# [INSTRUCTIONS FOR THE TASK]
Reproduce each of the following lines without alteration, covering all of the records.

[Records contained in a dataset]
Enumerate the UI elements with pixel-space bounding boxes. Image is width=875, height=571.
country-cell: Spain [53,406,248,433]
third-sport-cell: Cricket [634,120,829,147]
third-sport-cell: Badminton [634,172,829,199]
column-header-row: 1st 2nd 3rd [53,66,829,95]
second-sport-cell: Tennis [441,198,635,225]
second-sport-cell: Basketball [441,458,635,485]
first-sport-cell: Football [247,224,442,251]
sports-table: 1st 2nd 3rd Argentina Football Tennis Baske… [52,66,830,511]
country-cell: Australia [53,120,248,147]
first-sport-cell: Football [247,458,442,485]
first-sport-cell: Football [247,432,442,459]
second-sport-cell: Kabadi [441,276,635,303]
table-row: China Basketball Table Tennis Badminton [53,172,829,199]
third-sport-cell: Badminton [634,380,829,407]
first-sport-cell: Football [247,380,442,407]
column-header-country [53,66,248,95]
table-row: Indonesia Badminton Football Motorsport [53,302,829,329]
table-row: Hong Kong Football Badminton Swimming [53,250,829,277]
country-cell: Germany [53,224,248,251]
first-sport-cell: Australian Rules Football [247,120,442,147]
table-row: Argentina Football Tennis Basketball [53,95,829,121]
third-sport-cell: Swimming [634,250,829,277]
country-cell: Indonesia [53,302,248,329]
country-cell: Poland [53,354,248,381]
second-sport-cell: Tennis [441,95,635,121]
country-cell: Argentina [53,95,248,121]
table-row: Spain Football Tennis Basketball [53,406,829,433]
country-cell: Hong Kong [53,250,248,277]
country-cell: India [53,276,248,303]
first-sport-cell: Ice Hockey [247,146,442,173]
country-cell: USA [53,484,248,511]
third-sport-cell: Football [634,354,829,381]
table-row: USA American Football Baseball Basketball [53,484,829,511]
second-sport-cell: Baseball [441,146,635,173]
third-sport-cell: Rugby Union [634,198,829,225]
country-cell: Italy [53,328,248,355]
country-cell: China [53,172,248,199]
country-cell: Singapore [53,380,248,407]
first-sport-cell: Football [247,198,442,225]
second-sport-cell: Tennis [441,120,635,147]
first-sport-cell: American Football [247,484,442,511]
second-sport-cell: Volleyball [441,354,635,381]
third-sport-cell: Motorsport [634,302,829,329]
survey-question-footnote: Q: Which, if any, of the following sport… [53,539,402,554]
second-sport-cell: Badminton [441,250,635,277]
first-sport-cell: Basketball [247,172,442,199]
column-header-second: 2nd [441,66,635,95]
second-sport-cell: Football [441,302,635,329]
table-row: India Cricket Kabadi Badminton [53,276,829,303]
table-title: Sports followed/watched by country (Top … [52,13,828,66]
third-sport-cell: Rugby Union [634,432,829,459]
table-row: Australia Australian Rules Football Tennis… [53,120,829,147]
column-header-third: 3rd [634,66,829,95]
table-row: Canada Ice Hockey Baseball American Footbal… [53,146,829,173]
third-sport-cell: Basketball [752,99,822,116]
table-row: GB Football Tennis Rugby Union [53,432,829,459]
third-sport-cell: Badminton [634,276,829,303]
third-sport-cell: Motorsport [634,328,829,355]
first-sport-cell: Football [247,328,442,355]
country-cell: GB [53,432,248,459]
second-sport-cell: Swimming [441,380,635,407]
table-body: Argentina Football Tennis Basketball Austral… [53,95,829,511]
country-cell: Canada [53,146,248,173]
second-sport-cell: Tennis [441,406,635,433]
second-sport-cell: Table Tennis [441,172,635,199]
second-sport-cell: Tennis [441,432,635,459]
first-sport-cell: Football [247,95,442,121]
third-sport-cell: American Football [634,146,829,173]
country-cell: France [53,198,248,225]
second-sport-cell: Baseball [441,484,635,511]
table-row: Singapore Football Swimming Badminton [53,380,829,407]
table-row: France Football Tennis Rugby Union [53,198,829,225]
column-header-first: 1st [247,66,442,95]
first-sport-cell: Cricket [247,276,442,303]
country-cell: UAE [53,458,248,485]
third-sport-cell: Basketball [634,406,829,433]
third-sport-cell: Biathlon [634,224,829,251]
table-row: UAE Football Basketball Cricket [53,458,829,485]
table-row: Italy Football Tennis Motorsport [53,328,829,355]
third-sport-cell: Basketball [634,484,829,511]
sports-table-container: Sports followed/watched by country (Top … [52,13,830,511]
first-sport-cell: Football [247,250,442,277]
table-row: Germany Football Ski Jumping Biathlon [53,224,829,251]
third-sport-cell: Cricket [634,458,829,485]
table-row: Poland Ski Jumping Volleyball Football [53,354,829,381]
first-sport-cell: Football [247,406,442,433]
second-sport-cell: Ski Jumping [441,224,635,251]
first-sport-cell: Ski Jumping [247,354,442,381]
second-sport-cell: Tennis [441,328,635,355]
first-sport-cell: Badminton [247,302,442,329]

# [EXERCISE RESPONSE]
Enumerate the UI elements with pixel-space bounding boxes. Image is width=875, height=571.
country-cell: Spain [53,406,248,433]
third-sport-cell: Cricket [634,120,829,147]
third-sport-cell: Badminton [634,172,829,199]
column-header-row: 1st 2nd 3rd [53,66,829,95]
second-sport-cell: Tennis [441,198,635,225]
second-sport-cell: Basketball [441,458,635,485]
first-sport-cell: Football [247,224,442,251]
sports-table: 1st 2nd 3rd Argentina Football Tennis Baske… [52,66,830,511]
country-cell: Australia [53,120,248,147]
first-sport-cell: Football [247,458,442,485]
first-sport-cell: Football [247,432,442,459]
second-sport-cell: Kabadi [441,276,635,303]
table-row: China Basketball Table Tennis Badminton [53,172,829,199]
third-sport-cell: Badminton [634,380,829,407]
first-sport-cell: Football [247,380,442,407]
column-header-country [53,66,248,95]
table-row: Indonesia Badminton Football Motorsport [53,302,829,329]
table-row: Hong Kong Football Badminton Swimming [53,250,829,277]
country-cell: Germany [53,224,248,251]
first-sport-cell: Australian Rules Football [247,120,442,147]
table-row: Argentina Football Tennis Basketball [53,95,829,121]
third-sport-cell: Swimming [634,250,829,277]
country-cell: Indonesia [53,302,248,329]
country-cell: Poland [53,354,248,381]
second-sport-cell: Tennis [441,95,635,121]
country-cell: Argentina [53,95,248,121]
table-row: Spain Football Tennis Basketball [53,406,829,433]
country-cell: Hong Kong [53,250,248,277]
country-cell: India [53,276,248,303]
first-sport-cell: Ice Hockey [247,146,442,173]
country-cell: USA [53,484,248,511]
third-sport-cell: Football [634,354,829,381]
table-row: USA American Football Baseball Basketball [53,484,829,511]
second-sport-cell: Baseball [441,146,635,173]
third-sport-cell: Rugby Union [634,198,829,225]
country-cell: Italy [53,328,248,355]
country-cell: China [53,172,248,199]
country-cell: Singapore [53,380,248,407]
first-sport-cell: Football [247,198,442,225]
second-sport-cell: Tennis [441,120,635,147]
first-sport-cell: American Football [247,484,442,511]
second-sport-cell: Volleyball [441,354,635,381]
third-sport-cell: Motorsport [634,302,829,329]
survey-question-footnote: Q: Which, if any, of the following sport… [53,539,402,554]
second-sport-cell: Badminton [441,250,635,277]
first-sport-cell: Basketball [247,172,442,199]
column-header-second: 2nd [441,66,635,95]
second-sport-cell: Football [441,302,635,329]
table-row: India Cricket Kabadi Badminton [53,276,829,303]
table-title: Sports followed/watched by country (Top … [52,13,828,66]
third-sport-cell: Rugby Union [634,432,829,459]
table-row: Australia Australian Rules Football Tennis… [53,120,829,147]
column-header-third: 3rd [634,66,829,95]
table-row: Canada Ice Hockey Baseball American Footbal… [53,146,829,173]
third-sport-cell: Basketball [752,99,822,116]
table-row: GB Football Tennis Rugby Union [53,432,829,459]
third-sport-cell: Badminton [634,276,829,303]
third-sport-cell: Motorsport [634,328,829,355]
first-sport-cell: Football [247,328,442,355]
country-cell: GB [53,432,248,459]
second-sport-cell: Swimming [441,380,635,407]
table-body: Argentina Football Tennis Basketball Austral… [53,95,829,511]
country-cell: Canada [53,146,248,173]
second-sport-cell: Tennis [441,406,635,433]
second-sport-cell: Table Tennis [441,172,635,199]
second-sport-cell: Tennis [441,432,635,459]
first-sport-cell: Football [247,95,442,121]
third-sport-cell: American Football [634,146,829,173]
country-cell: France [53,198,248,225]
second-sport-cell: Baseball [441,484,635,511]
table-row: Singapore Football Swimming Badminton [53,380,829,407]
table-row: France Football Tennis Rugby Union [53,198,829,225]
column-header-first: 1st [247,66,442,95]
first-sport-cell: Cricket [247,276,442,303]
country-cell: UAE [53,458,248,485]
third-sport-cell: Basketball [634,406,829,433]
third-sport-cell: Biathlon [634,224,829,251]
table-row: UAE Football Basketball Cricket [53,458,829,485]
table-row: Italy Football Tennis Motorsport [53,328,829,355]
third-sport-cell: Basketball [634,484,829,511]
sports-table-container: Sports followed/watched by country (Top … [52,13,830,511]
first-sport-cell: Football [247,250,442,277]
table-row: Germany Football Ski Jumping Biathlon [53,224,829,251]
third-sport-cell: Cricket [634,458,829,485]
table-row: Poland Ski Jumping Volleyball Football [53,354,829,381]
first-sport-cell: Football [247,406,442,433]
second-sport-cell: Ski Jumping [441,224,635,251]
first-sport-cell: Ski Jumping [247,354,442,381]
second-sport-cell: Tennis [441,328,635,355]
first-sport-cell: Badminton [247,302,442,329]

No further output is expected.